[Data entries]
——————————

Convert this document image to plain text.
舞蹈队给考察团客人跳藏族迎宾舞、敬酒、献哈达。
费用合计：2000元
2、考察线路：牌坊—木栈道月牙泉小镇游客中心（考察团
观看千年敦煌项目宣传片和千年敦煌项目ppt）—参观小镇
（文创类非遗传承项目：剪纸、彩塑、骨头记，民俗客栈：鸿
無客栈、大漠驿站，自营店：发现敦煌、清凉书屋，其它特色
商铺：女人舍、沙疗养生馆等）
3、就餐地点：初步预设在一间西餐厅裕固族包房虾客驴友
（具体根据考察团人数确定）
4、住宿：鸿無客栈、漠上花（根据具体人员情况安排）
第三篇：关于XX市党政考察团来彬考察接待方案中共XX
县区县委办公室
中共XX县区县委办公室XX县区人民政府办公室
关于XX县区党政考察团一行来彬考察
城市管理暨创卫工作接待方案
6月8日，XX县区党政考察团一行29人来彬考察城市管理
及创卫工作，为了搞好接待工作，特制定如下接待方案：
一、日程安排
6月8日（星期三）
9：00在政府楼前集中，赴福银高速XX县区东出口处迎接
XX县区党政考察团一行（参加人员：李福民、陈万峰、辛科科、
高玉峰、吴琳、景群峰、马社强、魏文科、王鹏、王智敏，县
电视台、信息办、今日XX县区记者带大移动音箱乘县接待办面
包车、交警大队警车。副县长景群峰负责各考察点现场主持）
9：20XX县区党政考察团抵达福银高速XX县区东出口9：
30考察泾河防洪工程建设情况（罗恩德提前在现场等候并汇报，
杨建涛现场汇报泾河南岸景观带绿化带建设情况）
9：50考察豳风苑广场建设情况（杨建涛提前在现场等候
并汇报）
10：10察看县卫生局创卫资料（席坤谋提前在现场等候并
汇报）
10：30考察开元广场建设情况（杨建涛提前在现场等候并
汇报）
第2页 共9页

——————————

Goal →
Retype the entries one by one, exactly.

Solution for this problem →
Convert this document image to plain text.
舞蹈队给考察团客人跳藏族迎宾舞、敬酒、献哈达。
费用合计：2000元
2、考察线路：牌坊—木栈道月牙泉小镇游客中心（考察团
观看千年敦煌项目宣传片和千年敦煌项目ppt）—参观小镇
（文创类非遗传承项目：剪纸、彩塑、骨头记，民俗客栈：鸿
無客栈、大漠驿站，自营店：发现敦煌、清凉书屋，其它特色
商铺：女人舍、沙疗养生馆等）
3、就餐地点：初步预设在一间西餐厅裕固族包房虾客驴友
（具体根据考察团人数确定）
4、住宿：鸿無客栈、漠上花（根据具体人员情况安排）
第三篇：关于XX市党政考察团来彬考察接待方案中共XX
县区县委办公室
中共XX县区县委办公室XX县区人民政府办公室
关于XX县区党政考察团一行来彬考察
城市管理暨创卫工作接待方案
6月8日，XX县区党政考察团一行29人来彬考察城市管理
及创卫工作，为了搞好接待工作，特制定如下接待方案：
一、日程安排
6月8日（星期三）
9：00在政府楼前集中，赴福银高速XX县区东出口处迎接
XX县区党政考察团一行（参加人员：李福民、陈万峰、辛科科、
高玉峰、吴琳、景群峰、马社强、魏文科、王鹏、王智敏，县
电视台、信息办、今日XX县区记者带大移动音箱乘县接待办面
包车、交警大队警车。副县长景群峰负责各考察点现场主持）
9：20XX县区党政考察团抵达福银高速XX县区东出口9：
30考察泾河防洪工程建设情况（罗恩德提前在现场等候并汇报，
杨建涛现场汇报泾河南岸景观带绿化带建设情况）
9：50考察豳风苑广场建设情况（杨建涛提前在现场等候
并汇报）
10：10察看县卫生局创卫资料（席坤谋提前在现场等候并
汇报）
10：30考察开元广场建设情况（杨建涛提前在现场等候并
汇报）
第2页 共9页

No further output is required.